**Task item:** Go through the entries below and collect each line with the string "square" in it.

[Records from a collection]

----------

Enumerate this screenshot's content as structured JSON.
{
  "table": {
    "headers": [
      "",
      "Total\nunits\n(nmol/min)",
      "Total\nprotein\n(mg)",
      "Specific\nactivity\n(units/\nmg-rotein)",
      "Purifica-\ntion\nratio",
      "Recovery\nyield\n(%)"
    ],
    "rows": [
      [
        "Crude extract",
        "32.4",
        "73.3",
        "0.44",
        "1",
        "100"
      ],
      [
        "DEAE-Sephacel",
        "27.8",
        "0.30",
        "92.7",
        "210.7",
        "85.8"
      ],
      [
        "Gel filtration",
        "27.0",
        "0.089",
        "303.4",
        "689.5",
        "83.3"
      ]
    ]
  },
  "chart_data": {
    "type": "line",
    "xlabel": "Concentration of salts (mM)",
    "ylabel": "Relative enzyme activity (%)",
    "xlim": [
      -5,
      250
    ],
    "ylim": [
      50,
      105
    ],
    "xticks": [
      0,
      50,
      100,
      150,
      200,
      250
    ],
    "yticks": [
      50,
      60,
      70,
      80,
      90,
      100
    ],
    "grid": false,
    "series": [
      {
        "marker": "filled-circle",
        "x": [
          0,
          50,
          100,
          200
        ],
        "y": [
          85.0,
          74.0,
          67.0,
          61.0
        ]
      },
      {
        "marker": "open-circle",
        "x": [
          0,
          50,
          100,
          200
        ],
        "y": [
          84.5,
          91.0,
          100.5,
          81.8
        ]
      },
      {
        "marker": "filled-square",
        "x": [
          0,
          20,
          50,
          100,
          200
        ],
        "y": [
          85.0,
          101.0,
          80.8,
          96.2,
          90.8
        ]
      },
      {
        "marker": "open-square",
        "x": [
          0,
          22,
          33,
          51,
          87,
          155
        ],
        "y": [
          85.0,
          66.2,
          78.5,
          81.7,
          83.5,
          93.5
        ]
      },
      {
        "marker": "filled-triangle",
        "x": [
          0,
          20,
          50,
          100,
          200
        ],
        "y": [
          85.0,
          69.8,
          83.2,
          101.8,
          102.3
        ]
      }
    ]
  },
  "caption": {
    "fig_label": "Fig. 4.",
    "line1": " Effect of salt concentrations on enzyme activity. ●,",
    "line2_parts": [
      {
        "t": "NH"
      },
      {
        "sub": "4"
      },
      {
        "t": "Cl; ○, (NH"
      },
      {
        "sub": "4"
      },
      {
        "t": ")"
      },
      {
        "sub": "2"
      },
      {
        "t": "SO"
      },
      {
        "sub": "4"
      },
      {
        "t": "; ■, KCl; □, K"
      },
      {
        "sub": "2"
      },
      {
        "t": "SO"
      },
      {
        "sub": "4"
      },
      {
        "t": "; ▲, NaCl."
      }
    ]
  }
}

----------

**Answer for the task:**
        "marker": "filled-square",
        "marker": "open-square",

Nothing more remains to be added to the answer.